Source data
==========
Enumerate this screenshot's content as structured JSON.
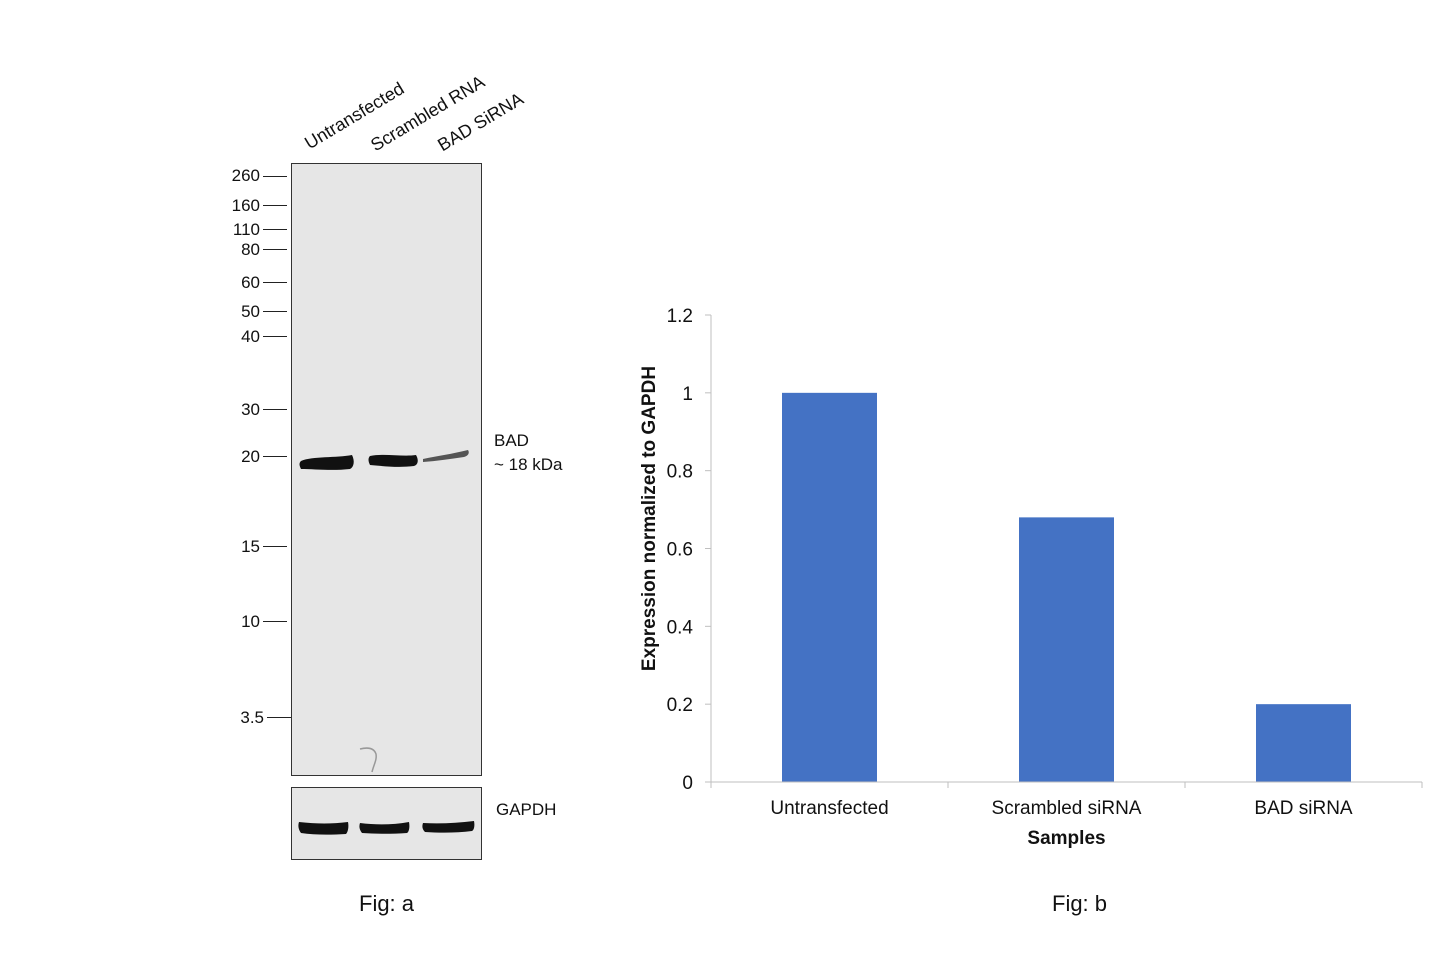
{
  "fig_a": {
    "lanes": [
      "Untransfected",
      "Scrambled RNA",
      "BAD SiRNA"
    ],
    "mw_markers": [
      "260",
      "160",
      "110",
      "80",
      "60",
      "50",
      "40",
      "30",
      "20",
      "15",
      "10",
      "3.5"
    ],
    "band_label_line1": "BAD",
    "band_label_line2": "~ 18 kDa",
    "loading_control": "GAPDH",
    "caption": "Fig: a"
  },
  "fig_b": {
    "caption": "Fig: b"
  },
  "chart_data": {
    "type": "bar",
    "categories": [
      "Untransfected",
      "Scrambled siRNA",
      "BAD siRNA"
    ],
    "values": [
      1.0,
      0.68,
      0.2
    ],
    "xlabel": "Samples",
    "ylabel": "Expression normalized to GAPDH",
    "ylim": [
      0,
      1.2
    ],
    "yticks": [
      "0",
      "0.2",
      "0.4",
      "0.6",
      "0.8",
      "1",
      "1.2"
    ],
    "grid": false,
    "bar_color": "#4472c4"
  }
}
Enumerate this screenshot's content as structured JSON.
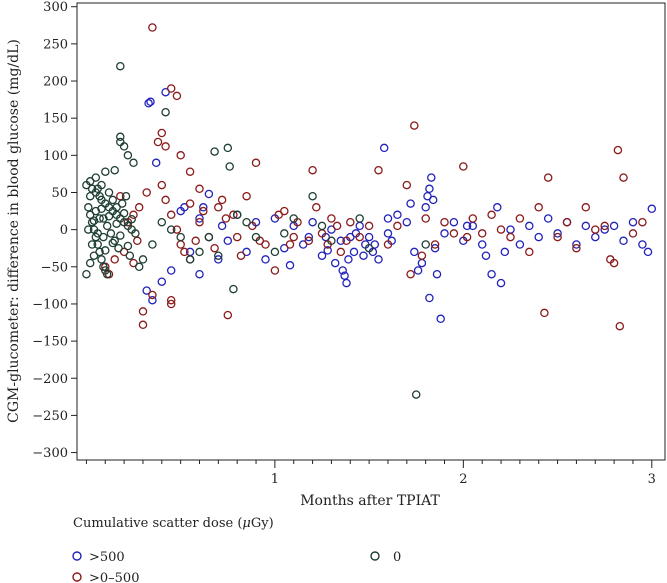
{
  "chart_data": {
    "type": "scatter",
    "title": "",
    "xlabel": "Months after TPIAT",
    "ylabel": "CGM-glucometer: difference in blood glucose (mg/dL)",
    "xlim": [
      -0.05,
      3.07
    ],
    "ylim": [
      -310,
      305
    ],
    "x_ticks": [
      1,
      2,
      3
    ],
    "y_ticks": [
      300,
      250,
      200,
      150,
      100,
      50,
      0,
      -50,
      -100,
      -150,
      -200,
      -250,
      -300
    ],
    "grid": false,
    "legend": {
      "title_prefix": "Cumulative scatter dose (",
      "title_mu": "μ",
      "title_suffix": "Gy)",
      "placement": "bottom",
      "entries": [
        {
          "label": ">500",
          "color": "#2222bb"
        },
        {
          "label": ">0–500",
          "color": "#8b1a1a"
        },
        {
          "label": "0",
          "color": "#1f3f33"
        }
      ]
    },
    "series": [
      {
        "name": ">500",
        "color": "#2222bb",
        "points": [
          [
            0.32,
            -82
          ],
          [
            0.35,
            -95
          ],
          [
            0.4,
            -70
          ],
          [
            0.33,
            170
          ],
          [
            0.34,
            172
          ],
          [
            0.42,
            185
          ],
          [
            0.37,
            90
          ],
          [
            0.45,
            -55
          ],
          [
            0.6,
            -60
          ],
          [
            0.5,
            25
          ],
          [
            0.55,
            -30
          ],
          [
            0.6,
            15
          ],
          [
            0.62,
            30
          ],
          [
            0.65,
            48
          ],
          [
            0.7,
            -40
          ],
          [
            0.72,
            5
          ],
          [
            0.75,
            -15
          ],
          [
            0.8,
            20
          ],
          [
            0.85,
            -30
          ],
          [
            0.9,
            10
          ],
          [
            0.95,
            -40
          ],
          [
            1.0,
            15
          ],
          [
            1.05,
            -25
          ],
          [
            1.08,
            -48
          ],
          [
            1.1,
            5
          ],
          [
            1.15,
            -20
          ],
          [
            1.2,
            10
          ],
          [
            1.25,
            -35
          ],
          [
            1.28,
            -28
          ],
          [
            1.3,
            0
          ],
          [
            1.32,
            -45
          ],
          [
            1.35,
            -15
          ],
          [
            1.36,
            -55
          ],
          [
            1.37,
            -62
          ],
          [
            1.38,
            -72
          ],
          [
            1.39,
            -40
          ],
          [
            1.4,
            -10
          ],
          [
            1.42,
            -30
          ],
          [
            1.45,
            5
          ],
          [
            1.48,
            -20
          ],
          [
            1.5,
            -10
          ],
          [
            1.52,
            -30
          ],
          [
            1.55,
            -40
          ],
          [
            1.58,
            110
          ],
          [
            1.6,
            -5
          ],
          [
            1.62,
            -15
          ],
          [
            1.65,
            20
          ],
          [
            1.7,
            10
          ],
          [
            1.72,
            35
          ],
          [
            1.74,
            -30
          ],
          [
            1.76,
            -55
          ],
          [
            1.78,
            -45
          ],
          [
            1.8,
            30
          ],
          [
            1.81,
            45
          ],
          [
            1.82,
            55
          ],
          [
            1.83,
            70
          ],
          [
            1.84,
            40
          ],
          [
            1.85,
            -25
          ],
          [
            1.86,
            -60
          ],
          [
            1.88,
            -120
          ],
          [
            1.82,
            -92
          ],
          [
            1.9,
            -5
          ],
          [
            1.95,
            10
          ],
          [
            2.0,
            -15
          ],
          [
            2.05,
            5
          ],
          [
            2.1,
            -20
          ],
          [
            2.15,
            -60
          ],
          [
            2.2,
            -72
          ],
          [
            2.22,
            -30
          ],
          [
            2.25,
            0
          ],
          [
            2.3,
            -20
          ],
          [
            2.35,
            5
          ],
          [
            2.4,
            -10
          ],
          [
            2.45,
            15
          ],
          [
            2.5,
            -5
          ],
          [
            2.55,
            10
          ],
          [
            2.6,
            -20
          ],
          [
            2.65,
            5
          ],
          [
            2.7,
            -10
          ],
          [
            2.75,
            0
          ],
          [
            2.8,
            5
          ],
          [
            2.85,
            -15
          ],
          [
            2.9,
            10
          ],
          [
            2.95,
            -20
          ],
          [
            3.0,
            28
          ],
          [
            2.98,
            -30
          ],
          [
            1.18,
            -10
          ],
          [
            1.6,
            15
          ],
          [
            1.43,
            -5
          ],
          [
            1.27,
            -10
          ],
          [
            1.47,
            -35
          ],
          [
            1.53,
            -20
          ],
          [
            2.12,
            -35
          ],
          [
            2.18,
            30
          ],
          [
            2.02,
            5
          ],
          [
            0.52,
            30
          ]
        ]
      },
      {
        "name": ">0–500",
        "color": "#8b1a1a",
        "points": [
          [
            0.35,
            272
          ],
          [
            0.38,
            118
          ],
          [
            0.4,
            130
          ],
          [
            0.42,
            112
          ],
          [
            0.45,
            190
          ],
          [
            0.48,
            180
          ],
          [
            0.5,
            100
          ],
          [
            0.55,
            78
          ],
          [
            0.6,
            55
          ],
          [
            0.4,
            60
          ],
          [
            0.42,
            40
          ],
          [
            0.45,
            20
          ],
          [
            0.48,
            0
          ],
          [
            0.5,
            -20
          ],
          [
            0.52,
            -30
          ],
          [
            0.55,
            -40
          ],
          [
            0.3,
            -110
          ],
          [
            0.3,
            -128
          ],
          [
            0.35,
            -88
          ],
          [
            0.45,
            -95
          ],
          [
            0.45,
            -100
          ],
          [
            0.25,
            -45
          ],
          [
            0.28,
            30
          ],
          [
            0.32,
            50
          ],
          [
            0.6,
            10
          ],
          [
            0.65,
            -10
          ],
          [
            0.7,
            30
          ],
          [
            0.72,
            40
          ],
          [
            0.75,
            -115
          ],
          [
            0.78,
            20
          ],
          [
            0.8,
            -10
          ],
          [
            0.85,
            45
          ],
          [
            0.9,
            90
          ],
          [
            0.95,
            -20
          ],
          [
            1.0,
            -55
          ],
          [
            1.05,
            25
          ],
          [
            1.1,
            -10
          ],
          [
            1.2,
            80
          ],
          [
            1.25,
            -5
          ],
          [
            1.3,
            15
          ],
          [
            1.35,
            -30
          ],
          [
            1.4,
            10
          ],
          [
            1.45,
            -10
          ],
          [
            1.5,
            5
          ],
          [
            1.55,
            80
          ],
          [
            1.6,
            -20
          ],
          [
            1.65,
            5
          ],
          [
            1.7,
            60
          ],
          [
            1.72,
            -60
          ],
          [
            1.74,
            140
          ],
          [
            1.78,
            -35
          ],
          [
            1.8,
            15
          ],
          [
            1.85,
            -20
          ],
          [
            1.9,
            10
          ],
          [
            1.95,
            -5
          ],
          [
            2.0,
            85
          ],
          [
            2.02,
            -10
          ],
          [
            2.05,
            15
          ],
          [
            2.1,
            -5
          ],
          [
            2.15,
            20
          ],
          [
            2.2,
            0
          ],
          [
            2.25,
            -10
          ],
          [
            2.3,
            15
          ],
          [
            2.35,
            -30
          ],
          [
            2.4,
            30
          ],
          [
            2.43,
            -112
          ],
          [
            2.45,
            70
          ],
          [
            2.5,
            -10
          ],
          [
            2.55,
            10
          ],
          [
            2.6,
            -25
          ],
          [
            2.65,
            30
          ],
          [
            2.7,
            0
          ],
          [
            2.75,
            5
          ],
          [
            2.78,
            -40
          ],
          [
            2.8,
            -45
          ],
          [
            2.82,
            107
          ],
          [
            2.83,
            -130
          ],
          [
            2.85,
            70
          ],
          [
            2.9,
            -5
          ],
          [
            2.95,
            10
          ],
          [
            0.1,
            -50
          ],
          [
            0.15,
            -40
          ],
          [
            0.2,
            -30
          ],
          [
            0.22,
            10
          ],
          [
            0.25,
            20
          ],
          [
            0.12,
            -60
          ],
          [
            0.18,
            45
          ],
          [
            0.27,
            -15
          ],
          [
            0.55,
            35
          ],
          [
            0.58,
            -15
          ],
          [
            0.62,
            25
          ],
          [
            0.68,
            -25
          ],
          [
            0.74,
            15
          ],
          [
            0.82,
            -35
          ],
          [
            0.88,
            5
          ],
          [
            0.92,
            -15
          ],
          [
            1.02,
            20
          ],
          [
            1.08,
            -20
          ],
          [
            1.12,
            10
          ],
          [
            1.18,
            -15
          ],
          [
            1.22,
            30
          ],
          [
            1.28,
            -20
          ],
          [
            1.33,
            5
          ],
          [
            1.38,
            -15
          ]
        ]
      },
      {
        "name": "0",
        "color": "#1f3f33",
        "points": [
          [
            0.18,
            220
          ],
          [
            0.18,
            125
          ],
          [
            0.18,
            118
          ],
          [
            0.2,
            112
          ],
          [
            0.22,
            100
          ],
          [
            0.25,
            90
          ],
          [
            0.15,
            80
          ],
          [
            0.1,
            78
          ],
          [
            0.05,
            70
          ],
          [
            0.02,
            65
          ],
          [
            0.0,
            60
          ],
          [
            0.03,
            55
          ],
          [
            0.05,
            50
          ],
          [
            0.07,
            45
          ],
          [
            0.08,
            40
          ],
          [
            0.1,
            35
          ],
          [
            0.12,
            30
          ],
          [
            0.14,
            25
          ],
          [
            0.16,
            20
          ],
          [
            0.18,
            15
          ],
          [
            0.2,
            10
          ],
          [
            0.22,
            5
          ],
          [
            0.24,
            0
          ],
          [
            0.26,
            -5
          ],
          [
            0.01,
            30
          ],
          [
            0.02,
            20
          ],
          [
            0.03,
            10
          ],
          [
            0.04,
            0
          ],
          [
            0.05,
            -10
          ],
          [
            0.06,
            -20
          ],
          [
            0.07,
            -30
          ],
          [
            0.08,
            -40
          ],
          [
            0.09,
            -50
          ],
          [
            0.1,
            -55
          ],
          [
            0.11,
            -60
          ],
          [
            0.0,
            -60
          ],
          [
            0.02,
            -45
          ],
          [
            0.04,
            -35
          ],
          [
            0.06,
            55
          ],
          [
            0.08,
            60
          ],
          [
            0.09,
            15
          ],
          [
            0.11,
            5
          ],
          [
            0.13,
            -5
          ],
          [
            0.15,
            -15
          ],
          [
            0.17,
            -25
          ],
          [
            0.19,
            35
          ],
          [
            0.21,
            45
          ],
          [
            0.23,
            -35
          ],
          [
            0.12,
            50
          ],
          [
            0.14,
            40
          ],
          [
            0.16,
            30
          ],
          [
            0.01,
            0
          ],
          [
            0.03,
            -20
          ],
          [
            0.05,
            25
          ],
          [
            0.07,
            15
          ],
          [
            0.09,
            -10
          ],
          [
            0.28,
            -50
          ],
          [
            0.3,
            -40
          ],
          [
            0.35,
            -20
          ],
          [
            0.4,
            10
          ],
          [
            0.45,
            0
          ],
          [
            0.5,
            -10
          ],
          [
            0.55,
            -40
          ],
          [
            0.6,
            -30
          ],
          [
            0.65,
            -10
          ],
          [
            0.68,
            105
          ],
          [
            0.7,
            -35
          ],
          [
            0.75,
            110
          ],
          [
            0.76,
            85
          ],
          [
            0.78,
            -80
          ],
          [
            0.8,
            20
          ],
          [
            0.85,
            10
          ],
          [
            0.9,
            -10
          ],
          [
            1.0,
            -30
          ],
          [
            1.05,
            -5
          ],
          [
            1.1,
            15
          ],
          [
            1.2,
            45
          ],
          [
            1.25,
            5
          ],
          [
            1.3,
            -15
          ],
          [
            1.45,
            15
          ],
          [
            1.5,
            -25
          ],
          [
            1.75,
            -222
          ],
          [
            1.8,
            -20
          ],
          [
            0.42,
            158
          ],
          [
            0.02,
            45
          ],
          [
            0.04,
            12
          ],
          [
            0.06,
            -5
          ],
          [
            0.08,
            28
          ],
          [
            0.1,
            -28
          ],
          [
            0.12,
            18
          ],
          [
            0.14,
            -18
          ],
          [
            0.16,
            8
          ],
          [
            0.18,
            -8
          ],
          [
            0.2,
            22
          ],
          [
            0.22,
            -22
          ],
          [
            0.24,
            14
          ]
        ]
      }
    ]
  }
}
==========
■ YOUR GOAL
From the entries above, list each line with "GAPDH" in it.

■ REPLY
    "loading_control": "GAPDH",
    "ylabel": "Expression normalized to GAPDH",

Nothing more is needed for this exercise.